_Exercise goal_: Show all lines that include the string "Hooks"; copy each one.

(Stored data)
========

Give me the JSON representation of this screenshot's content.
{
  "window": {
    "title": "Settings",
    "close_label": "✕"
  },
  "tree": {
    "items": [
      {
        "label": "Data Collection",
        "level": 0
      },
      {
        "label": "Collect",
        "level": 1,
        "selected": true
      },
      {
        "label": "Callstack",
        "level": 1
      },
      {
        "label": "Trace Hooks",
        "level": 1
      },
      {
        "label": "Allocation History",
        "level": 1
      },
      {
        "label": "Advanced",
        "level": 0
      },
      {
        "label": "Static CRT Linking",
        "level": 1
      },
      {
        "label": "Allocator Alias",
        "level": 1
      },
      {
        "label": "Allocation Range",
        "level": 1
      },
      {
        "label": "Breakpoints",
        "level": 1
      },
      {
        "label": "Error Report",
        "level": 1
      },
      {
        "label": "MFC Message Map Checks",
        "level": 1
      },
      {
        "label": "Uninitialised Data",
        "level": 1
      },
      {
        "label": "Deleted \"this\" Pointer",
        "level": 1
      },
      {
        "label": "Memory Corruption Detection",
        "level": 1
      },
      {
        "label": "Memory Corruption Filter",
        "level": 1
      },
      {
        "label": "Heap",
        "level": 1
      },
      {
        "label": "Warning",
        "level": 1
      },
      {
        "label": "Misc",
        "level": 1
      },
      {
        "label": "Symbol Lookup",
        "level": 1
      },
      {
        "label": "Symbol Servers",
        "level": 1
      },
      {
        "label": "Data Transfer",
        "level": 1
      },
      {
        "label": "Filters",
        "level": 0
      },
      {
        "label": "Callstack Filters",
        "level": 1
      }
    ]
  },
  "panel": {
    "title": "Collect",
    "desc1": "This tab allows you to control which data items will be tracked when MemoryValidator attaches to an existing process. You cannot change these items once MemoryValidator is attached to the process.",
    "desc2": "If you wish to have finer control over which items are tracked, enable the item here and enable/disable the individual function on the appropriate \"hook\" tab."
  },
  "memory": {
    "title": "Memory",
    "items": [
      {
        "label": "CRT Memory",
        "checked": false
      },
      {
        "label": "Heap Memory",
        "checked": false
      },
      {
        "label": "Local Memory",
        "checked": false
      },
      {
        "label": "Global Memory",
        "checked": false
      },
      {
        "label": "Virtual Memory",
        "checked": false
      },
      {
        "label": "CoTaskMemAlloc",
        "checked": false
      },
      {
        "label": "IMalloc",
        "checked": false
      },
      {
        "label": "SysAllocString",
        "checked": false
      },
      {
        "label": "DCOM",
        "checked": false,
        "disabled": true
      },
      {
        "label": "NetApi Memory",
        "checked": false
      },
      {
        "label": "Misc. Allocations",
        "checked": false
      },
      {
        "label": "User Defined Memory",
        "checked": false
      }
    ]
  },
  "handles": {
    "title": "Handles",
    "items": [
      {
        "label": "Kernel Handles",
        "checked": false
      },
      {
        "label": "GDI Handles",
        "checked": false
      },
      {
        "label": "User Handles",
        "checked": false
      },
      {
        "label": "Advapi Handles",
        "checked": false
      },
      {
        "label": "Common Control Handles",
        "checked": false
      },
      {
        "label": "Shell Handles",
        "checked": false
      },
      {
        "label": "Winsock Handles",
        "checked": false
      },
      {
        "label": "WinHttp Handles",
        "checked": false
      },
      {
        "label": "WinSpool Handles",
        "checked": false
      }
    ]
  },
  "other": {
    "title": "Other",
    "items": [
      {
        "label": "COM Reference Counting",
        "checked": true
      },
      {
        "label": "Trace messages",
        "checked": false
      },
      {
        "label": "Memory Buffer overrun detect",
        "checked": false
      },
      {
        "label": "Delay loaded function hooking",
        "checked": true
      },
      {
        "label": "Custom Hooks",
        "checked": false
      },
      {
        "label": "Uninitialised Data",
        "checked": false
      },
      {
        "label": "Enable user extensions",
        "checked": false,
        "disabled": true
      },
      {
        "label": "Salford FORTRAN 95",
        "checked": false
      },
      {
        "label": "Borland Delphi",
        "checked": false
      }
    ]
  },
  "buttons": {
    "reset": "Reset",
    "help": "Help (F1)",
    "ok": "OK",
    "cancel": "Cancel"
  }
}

========

_Written solution_:
        "label": "Trace Hooks",
        "label": "Custom Hooks",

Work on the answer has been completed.